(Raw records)

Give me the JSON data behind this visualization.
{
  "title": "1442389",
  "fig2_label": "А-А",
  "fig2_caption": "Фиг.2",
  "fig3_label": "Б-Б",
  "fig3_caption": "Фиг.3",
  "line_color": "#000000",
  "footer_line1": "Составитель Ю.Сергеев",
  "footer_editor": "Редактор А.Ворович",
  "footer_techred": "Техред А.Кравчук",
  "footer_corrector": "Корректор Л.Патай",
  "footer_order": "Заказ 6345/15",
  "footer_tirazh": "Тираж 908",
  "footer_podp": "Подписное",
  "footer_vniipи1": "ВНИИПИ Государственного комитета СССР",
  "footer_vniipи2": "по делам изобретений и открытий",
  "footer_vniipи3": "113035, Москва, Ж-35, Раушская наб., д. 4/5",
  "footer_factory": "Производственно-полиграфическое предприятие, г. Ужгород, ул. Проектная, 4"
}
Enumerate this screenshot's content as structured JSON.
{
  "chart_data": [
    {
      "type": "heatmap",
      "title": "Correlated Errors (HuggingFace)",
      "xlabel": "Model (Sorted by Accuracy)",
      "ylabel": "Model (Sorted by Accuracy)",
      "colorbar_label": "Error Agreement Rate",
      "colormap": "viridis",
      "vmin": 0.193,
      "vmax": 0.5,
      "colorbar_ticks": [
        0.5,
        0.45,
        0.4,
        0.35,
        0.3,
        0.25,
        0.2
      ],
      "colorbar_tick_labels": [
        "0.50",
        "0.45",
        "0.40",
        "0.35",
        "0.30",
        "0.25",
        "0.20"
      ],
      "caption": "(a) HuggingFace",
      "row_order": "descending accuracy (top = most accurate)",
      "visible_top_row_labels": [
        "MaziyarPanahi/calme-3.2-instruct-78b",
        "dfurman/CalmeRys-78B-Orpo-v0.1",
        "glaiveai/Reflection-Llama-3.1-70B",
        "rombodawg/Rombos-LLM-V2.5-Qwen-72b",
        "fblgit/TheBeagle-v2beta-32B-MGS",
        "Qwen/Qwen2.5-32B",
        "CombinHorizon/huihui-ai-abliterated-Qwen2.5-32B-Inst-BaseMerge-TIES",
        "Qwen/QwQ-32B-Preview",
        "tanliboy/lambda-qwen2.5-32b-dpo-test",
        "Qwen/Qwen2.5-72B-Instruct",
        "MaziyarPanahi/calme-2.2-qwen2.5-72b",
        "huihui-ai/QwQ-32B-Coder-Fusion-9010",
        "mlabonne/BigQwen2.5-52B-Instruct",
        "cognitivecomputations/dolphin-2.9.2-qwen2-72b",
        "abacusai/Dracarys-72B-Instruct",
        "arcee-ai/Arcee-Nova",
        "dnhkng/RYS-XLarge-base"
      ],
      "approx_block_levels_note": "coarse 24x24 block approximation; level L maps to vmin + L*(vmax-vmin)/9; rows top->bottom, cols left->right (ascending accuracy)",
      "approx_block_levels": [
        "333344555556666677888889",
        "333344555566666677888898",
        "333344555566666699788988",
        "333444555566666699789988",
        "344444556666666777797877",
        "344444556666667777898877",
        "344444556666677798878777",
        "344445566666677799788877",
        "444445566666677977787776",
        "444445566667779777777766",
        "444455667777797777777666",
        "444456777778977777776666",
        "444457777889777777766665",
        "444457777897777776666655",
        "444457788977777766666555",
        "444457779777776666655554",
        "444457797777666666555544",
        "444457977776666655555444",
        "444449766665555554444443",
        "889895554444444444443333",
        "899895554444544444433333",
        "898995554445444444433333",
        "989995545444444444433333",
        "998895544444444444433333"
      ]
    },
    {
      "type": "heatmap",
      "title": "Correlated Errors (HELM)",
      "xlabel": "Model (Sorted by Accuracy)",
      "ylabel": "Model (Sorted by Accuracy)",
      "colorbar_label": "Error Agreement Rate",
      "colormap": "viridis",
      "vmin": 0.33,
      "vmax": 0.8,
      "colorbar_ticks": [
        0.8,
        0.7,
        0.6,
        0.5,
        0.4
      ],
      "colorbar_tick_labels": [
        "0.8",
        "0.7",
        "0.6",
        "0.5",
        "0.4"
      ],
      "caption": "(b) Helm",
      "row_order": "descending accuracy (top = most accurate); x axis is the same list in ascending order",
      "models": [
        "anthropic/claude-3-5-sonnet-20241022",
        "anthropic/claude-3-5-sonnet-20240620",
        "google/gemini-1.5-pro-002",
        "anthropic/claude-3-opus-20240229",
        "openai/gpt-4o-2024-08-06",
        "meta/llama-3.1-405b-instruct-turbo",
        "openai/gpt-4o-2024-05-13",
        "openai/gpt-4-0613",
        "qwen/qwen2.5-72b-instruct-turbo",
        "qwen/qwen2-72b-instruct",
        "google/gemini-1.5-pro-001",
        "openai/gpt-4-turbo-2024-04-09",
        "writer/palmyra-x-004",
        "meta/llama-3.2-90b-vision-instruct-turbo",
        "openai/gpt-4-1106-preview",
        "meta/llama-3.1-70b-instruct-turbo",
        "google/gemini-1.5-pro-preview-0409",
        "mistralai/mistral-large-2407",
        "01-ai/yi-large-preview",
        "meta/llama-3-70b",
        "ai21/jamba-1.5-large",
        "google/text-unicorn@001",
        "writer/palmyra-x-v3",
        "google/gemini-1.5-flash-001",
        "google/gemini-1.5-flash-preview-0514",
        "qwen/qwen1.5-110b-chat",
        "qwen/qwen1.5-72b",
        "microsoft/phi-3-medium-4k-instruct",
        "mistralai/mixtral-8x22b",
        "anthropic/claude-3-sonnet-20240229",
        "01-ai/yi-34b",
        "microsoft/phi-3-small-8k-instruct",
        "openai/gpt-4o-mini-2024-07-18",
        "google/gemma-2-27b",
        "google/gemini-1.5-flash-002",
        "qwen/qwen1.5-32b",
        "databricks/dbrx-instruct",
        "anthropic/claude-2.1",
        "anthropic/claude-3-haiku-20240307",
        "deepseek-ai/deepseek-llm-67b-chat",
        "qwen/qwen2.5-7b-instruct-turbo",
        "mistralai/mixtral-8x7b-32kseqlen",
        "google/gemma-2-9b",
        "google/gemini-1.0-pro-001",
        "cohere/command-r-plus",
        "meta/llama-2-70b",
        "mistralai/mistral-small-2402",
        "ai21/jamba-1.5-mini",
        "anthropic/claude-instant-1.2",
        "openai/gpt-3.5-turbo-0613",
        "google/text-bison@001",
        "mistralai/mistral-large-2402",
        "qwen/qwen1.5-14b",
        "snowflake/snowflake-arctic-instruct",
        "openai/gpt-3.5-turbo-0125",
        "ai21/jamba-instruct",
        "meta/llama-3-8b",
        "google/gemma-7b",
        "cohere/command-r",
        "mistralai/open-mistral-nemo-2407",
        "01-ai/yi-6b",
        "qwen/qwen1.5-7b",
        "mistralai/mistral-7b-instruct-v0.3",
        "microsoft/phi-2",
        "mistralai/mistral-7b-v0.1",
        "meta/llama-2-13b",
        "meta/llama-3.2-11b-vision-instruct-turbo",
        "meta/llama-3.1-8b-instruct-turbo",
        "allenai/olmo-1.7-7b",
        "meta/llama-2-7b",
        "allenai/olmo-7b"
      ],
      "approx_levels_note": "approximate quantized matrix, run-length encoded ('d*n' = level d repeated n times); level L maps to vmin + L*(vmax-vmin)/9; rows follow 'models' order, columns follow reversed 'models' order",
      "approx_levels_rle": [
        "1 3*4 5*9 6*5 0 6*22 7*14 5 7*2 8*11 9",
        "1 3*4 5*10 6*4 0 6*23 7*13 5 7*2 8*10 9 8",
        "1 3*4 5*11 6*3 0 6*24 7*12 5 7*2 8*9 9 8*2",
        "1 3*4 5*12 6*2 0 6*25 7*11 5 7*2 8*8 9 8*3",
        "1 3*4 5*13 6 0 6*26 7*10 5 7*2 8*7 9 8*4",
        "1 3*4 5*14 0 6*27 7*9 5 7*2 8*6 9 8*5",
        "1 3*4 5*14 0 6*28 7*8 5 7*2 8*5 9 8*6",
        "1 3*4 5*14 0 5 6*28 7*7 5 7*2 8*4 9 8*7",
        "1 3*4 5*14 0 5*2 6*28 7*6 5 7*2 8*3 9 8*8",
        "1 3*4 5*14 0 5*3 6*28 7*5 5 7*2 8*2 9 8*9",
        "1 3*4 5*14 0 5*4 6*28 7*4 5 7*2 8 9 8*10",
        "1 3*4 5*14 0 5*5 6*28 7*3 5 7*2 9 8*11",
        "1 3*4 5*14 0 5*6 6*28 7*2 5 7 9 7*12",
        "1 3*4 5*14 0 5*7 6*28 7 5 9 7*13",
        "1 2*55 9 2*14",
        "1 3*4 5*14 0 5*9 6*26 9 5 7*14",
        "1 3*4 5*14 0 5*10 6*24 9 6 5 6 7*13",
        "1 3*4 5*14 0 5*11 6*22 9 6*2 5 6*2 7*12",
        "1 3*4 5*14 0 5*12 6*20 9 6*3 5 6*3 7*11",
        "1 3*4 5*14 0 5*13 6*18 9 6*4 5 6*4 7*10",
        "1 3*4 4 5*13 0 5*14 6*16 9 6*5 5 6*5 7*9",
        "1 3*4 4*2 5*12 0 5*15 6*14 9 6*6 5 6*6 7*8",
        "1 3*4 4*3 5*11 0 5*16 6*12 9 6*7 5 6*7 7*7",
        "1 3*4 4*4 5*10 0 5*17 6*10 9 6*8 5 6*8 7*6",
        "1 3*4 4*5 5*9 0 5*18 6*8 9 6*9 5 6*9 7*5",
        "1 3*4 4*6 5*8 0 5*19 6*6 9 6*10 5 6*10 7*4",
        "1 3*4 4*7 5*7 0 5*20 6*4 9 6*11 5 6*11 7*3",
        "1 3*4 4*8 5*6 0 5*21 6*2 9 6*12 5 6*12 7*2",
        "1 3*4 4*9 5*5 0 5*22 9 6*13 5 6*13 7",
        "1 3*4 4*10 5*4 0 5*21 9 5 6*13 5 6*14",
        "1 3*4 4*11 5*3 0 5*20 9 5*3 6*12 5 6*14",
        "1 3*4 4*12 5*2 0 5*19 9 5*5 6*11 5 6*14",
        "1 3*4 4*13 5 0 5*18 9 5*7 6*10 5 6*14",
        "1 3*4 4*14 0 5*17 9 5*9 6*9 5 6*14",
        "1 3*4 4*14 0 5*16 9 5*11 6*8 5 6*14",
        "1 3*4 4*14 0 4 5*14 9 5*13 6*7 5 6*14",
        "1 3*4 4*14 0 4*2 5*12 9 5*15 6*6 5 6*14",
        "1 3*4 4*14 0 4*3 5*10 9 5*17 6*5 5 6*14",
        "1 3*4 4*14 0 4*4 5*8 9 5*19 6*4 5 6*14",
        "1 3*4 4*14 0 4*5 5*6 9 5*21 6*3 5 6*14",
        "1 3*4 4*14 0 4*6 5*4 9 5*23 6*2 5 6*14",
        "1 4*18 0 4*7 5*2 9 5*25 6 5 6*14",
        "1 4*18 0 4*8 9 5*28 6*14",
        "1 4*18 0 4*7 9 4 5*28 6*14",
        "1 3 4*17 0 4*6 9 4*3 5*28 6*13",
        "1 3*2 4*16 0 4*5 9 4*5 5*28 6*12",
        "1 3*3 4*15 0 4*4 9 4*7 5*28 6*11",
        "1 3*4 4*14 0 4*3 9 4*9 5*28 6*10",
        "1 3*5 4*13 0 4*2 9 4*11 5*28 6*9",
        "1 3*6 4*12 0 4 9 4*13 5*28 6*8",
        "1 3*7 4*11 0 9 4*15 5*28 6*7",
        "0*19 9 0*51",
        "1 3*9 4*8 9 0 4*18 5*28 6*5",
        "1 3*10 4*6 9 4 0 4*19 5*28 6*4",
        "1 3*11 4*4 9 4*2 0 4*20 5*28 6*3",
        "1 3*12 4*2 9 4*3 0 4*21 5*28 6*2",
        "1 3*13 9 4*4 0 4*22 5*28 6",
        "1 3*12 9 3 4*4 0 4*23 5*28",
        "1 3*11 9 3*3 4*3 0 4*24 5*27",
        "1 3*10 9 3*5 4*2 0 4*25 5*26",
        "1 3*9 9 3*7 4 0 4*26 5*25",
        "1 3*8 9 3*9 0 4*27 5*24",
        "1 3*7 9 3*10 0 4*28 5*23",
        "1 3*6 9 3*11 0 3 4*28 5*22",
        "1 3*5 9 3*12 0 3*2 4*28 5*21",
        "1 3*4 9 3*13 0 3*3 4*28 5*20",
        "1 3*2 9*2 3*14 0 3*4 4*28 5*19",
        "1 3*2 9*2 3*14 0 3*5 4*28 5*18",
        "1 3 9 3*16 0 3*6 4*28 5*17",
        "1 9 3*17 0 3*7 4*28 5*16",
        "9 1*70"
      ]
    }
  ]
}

### WHAT TO PRODUCE
Copy all lines above containing the string "meta".

### OUTPUT BELOW
        "meta/llama-3.1-405b-instruct-turbo",
        "meta/llama-3.2-90b-vision-instruct-turbo",
        "meta/llama-3.1-70b-instruct-turbo",
        "meta/llama-3-70b",
        "meta/llama-2-70b",
        "meta/llama-3-8b",
        "meta/llama-2-13b",
        "meta/llama-3.2-11b-vision-instruct-turbo",
        "meta/llama-3.1-8b-instruct-turbo",
        "meta/llama-2-7b",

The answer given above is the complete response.